▸ GIVEN INSTRUCTION:
Output each entry exactly; skip nothing.

▸ RECORDS PROVIDED:
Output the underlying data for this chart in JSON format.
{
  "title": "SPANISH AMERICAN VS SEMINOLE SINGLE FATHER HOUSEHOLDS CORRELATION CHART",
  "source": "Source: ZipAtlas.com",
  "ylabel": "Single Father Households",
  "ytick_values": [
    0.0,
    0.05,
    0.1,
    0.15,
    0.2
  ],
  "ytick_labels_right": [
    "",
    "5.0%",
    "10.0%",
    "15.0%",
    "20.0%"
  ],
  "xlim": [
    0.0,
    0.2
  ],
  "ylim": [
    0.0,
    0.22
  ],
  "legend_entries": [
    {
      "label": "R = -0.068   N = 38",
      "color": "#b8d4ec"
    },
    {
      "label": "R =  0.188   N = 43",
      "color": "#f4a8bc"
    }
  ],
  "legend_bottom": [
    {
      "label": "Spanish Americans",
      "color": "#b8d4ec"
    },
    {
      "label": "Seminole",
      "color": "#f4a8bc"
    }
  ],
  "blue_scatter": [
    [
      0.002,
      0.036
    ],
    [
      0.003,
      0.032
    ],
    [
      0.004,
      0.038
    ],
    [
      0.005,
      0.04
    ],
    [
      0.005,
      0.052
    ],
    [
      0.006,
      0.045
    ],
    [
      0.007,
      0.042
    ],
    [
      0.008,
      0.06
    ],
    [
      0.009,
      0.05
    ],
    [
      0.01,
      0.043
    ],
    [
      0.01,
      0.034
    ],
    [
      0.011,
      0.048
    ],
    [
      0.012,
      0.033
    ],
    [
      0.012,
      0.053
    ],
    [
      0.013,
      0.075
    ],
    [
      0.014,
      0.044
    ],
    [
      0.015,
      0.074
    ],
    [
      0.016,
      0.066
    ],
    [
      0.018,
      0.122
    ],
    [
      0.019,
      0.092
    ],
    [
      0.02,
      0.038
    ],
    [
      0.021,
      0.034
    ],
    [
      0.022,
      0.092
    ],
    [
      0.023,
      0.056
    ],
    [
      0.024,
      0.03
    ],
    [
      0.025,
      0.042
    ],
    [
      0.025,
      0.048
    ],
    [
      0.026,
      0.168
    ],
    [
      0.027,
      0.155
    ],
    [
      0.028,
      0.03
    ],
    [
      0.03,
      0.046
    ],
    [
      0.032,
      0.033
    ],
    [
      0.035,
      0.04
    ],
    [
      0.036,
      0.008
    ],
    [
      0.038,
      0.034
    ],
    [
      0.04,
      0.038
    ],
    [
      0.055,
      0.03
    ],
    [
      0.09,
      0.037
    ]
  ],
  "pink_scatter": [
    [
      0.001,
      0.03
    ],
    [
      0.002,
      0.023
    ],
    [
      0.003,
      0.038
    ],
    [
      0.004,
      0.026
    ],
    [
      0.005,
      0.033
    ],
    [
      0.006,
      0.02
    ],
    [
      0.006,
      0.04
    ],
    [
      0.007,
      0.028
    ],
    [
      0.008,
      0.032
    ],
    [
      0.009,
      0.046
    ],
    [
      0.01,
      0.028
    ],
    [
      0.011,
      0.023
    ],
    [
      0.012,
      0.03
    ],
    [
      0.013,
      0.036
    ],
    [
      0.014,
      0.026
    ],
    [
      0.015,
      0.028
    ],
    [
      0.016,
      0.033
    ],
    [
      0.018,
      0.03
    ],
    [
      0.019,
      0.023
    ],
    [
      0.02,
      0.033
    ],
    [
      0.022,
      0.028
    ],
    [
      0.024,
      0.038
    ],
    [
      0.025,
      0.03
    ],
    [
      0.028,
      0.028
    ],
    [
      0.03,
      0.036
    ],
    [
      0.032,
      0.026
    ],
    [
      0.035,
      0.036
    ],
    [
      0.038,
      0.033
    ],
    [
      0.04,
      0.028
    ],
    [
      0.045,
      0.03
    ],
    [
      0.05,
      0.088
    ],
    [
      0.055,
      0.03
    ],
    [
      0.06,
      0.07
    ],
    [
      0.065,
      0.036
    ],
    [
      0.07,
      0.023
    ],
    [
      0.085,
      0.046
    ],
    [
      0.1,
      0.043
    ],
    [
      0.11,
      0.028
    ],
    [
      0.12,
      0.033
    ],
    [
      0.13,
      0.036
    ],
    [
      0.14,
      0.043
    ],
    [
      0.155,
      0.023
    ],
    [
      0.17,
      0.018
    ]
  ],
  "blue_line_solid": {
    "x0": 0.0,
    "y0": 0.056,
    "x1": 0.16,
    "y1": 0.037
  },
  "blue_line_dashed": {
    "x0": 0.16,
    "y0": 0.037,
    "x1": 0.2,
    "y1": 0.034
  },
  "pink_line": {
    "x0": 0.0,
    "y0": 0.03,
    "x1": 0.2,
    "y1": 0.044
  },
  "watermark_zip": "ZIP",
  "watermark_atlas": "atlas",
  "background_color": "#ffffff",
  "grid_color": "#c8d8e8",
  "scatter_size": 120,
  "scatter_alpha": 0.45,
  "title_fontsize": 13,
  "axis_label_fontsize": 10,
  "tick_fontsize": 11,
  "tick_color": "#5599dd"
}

▸ RESULT OF THIS EXERCISE:
Output the underlying data for this chart in JSON format.
{
  "title": "SPANISH AMERICAN VS SEMINOLE SINGLE FATHER HOUSEHOLDS CORRELATION CHART",
  "source": "Source: ZipAtlas.com",
  "ylabel": "Single Father Households",
  "ytick_values": [
    0.0,
    0.05,
    0.1,
    0.15,
    0.2
  ],
  "ytick_labels_right": [
    "",
    "5.0%",
    "10.0%",
    "15.0%",
    "20.0%"
  ],
  "xlim": [
    0.0,
    0.2
  ],
  "ylim": [
    0.0,
    0.22
  ],
  "legend_entries": [
    {
      "label": "R = -0.068   N = 38",
      "color": "#b8d4ec"
    },
    {
      "label": "R =  0.188   N = 43",
      "color": "#f4a8bc"
    }
  ],
  "legend_bottom": [
    {
      "label": "Spanish Americans",
      "color": "#b8d4ec"
    },
    {
      "label": "Seminole",
      "color": "#f4a8bc"
    }
  ],
  "blue_scatter": [
    [
      0.002,
      0.036
    ],
    [
      0.003,
      0.032
    ],
    [
      0.004,
      0.038
    ],
    [
      0.005,
      0.04
    ],
    [
      0.005,
      0.052
    ],
    [
      0.006,
      0.045
    ],
    [
      0.007,
      0.042
    ],
    [
      0.008,
      0.06
    ],
    [
      0.009,
      0.05
    ],
    [
      0.01,
      0.043
    ],
    [
      0.01,
      0.034
    ],
    [
      0.011,
      0.048
    ],
    [
      0.012,
      0.033
    ],
    [
      0.012,
      0.053
    ],
    [
      0.013,
      0.075
    ],
    [
      0.014,
      0.044
    ],
    [
      0.015,
      0.074
    ],
    [
      0.016,
      0.066
    ],
    [
      0.018,
      0.122
    ],
    [
      0.019,
      0.092
    ],
    [
      0.02,
      0.038
    ],
    [
      0.021,
      0.034
    ],
    [
      0.022,
      0.092
    ],
    [
      0.023,
      0.056
    ],
    [
      0.024,
      0.03
    ],
    [
      0.025,
      0.042
    ],
    [
      0.025,
      0.048
    ],
    [
      0.026,
      0.168
    ],
    [
      0.027,
      0.155
    ],
    [
      0.028,
      0.03
    ],
    [
      0.03,
      0.046
    ],
    [
      0.032,
      0.033
    ],
    [
      0.035,
      0.04
    ],
    [
      0.036,
      0.008
    ],
    [
      0.038,
      0.034
    ],
    [
      0.04,
      0.038
    ],
    [
      0.055,
      0.03
    ],
    [
      0.09,
      0.037
    ]
  ],
  "pink_scatter": [
    [
      0.001,
      0.03
    ],
    [
      0.002,
      0.023
    ],
    [
      0.003,
      0.038
    ],
    [
      0.004,
      0.026
    ],
    [
      0.005,
      0.033
    ],
    [
      0.006,
      0.02
    ],
    [
      0.006,
      0.04
    ],
    [
      0.007,
      0.028
    ],
    [
      0.008,
      0.032
    ],
    [
      0.009,
      0.046
    ],
    [
      0.01,
      0.028
    ],
    [
      0.011,
      0.023
    ],
    [
      0.012,
      0.03
    ],
    [
      0.013,
      0.036
    ],
    [
      0.014,
      0.026
    ],
    [
      0.015,
      0.028
    ],
    [
      0.016,
      0.033
    ],
    [
      0.018,
      0.03
    ],
    [
      0.019,
      0.023
    ],
    [
      0.02,
      0.033
    ],
    [
      0.022,
      0.028
    ],
    [
      0.024,
      0.038
    ],
    [
      0.025,
      0.03
    ],
    [
      0.028,
      0.028
    ],
    [
      0.03,
      0.036
    ],
    [
      0.032,
      0.026
    ],
    [
      0.035,
      0.036
    ],
    [
      0.038,
      0.033
    ],
    [
      0.04,
      0.028
    ],
    [
      0.045,
      0.03
    ],
    [
      0.05,
      0.088
    ],
    [
      0.055,
      0.03
    ],
    [
      0.06,
      0.07
    ],
    [
      0.065,
      0.036
    ],
    [
      0.07,
      0.023
    ],
    [
      0.085,
      0.046
    ],
    [
      0.1,
      0.043
    ],
    [
      0.11,
      0.028
    ],
    [
      0.12,
      0.033
    ],
    [
      0.13,
      0.036
    ],
    [
      0.14,
      0.043
    ],
    [
      0.155,
      0.023
    ],
    [
      0.17,
      0.018
    ]
  ],
  "blue_line_solid": {
    "x0": 0.0,
    "y0": 0.056,
    "x1": 0.16,
    "y1": 0.037
  },
  "blue_line_dashed": {
    "x0": 0.16,
    "y0": 0.037,
    "x1": 0.2,
    "y1": 0.034
  },
  "pink_line": {
    "x0": 0.0,
    "y0": 0.03,
    "x1": 0.2,
    "y1": 0.044
  },
  "watermark_zip": "ZIP",
  "watermark_atlas": "atlas",
  "background_color": "#ffffff",
  "grid_color": "#c8d8e8",
  "scatter_size": 120,
  "scatter_alpha": 0.45,
  "title_fontsize": 13,
  "axis_label_fontsize": 10,
  "tick_fontsize": 11,
  "tick_color": "#5599dd"
}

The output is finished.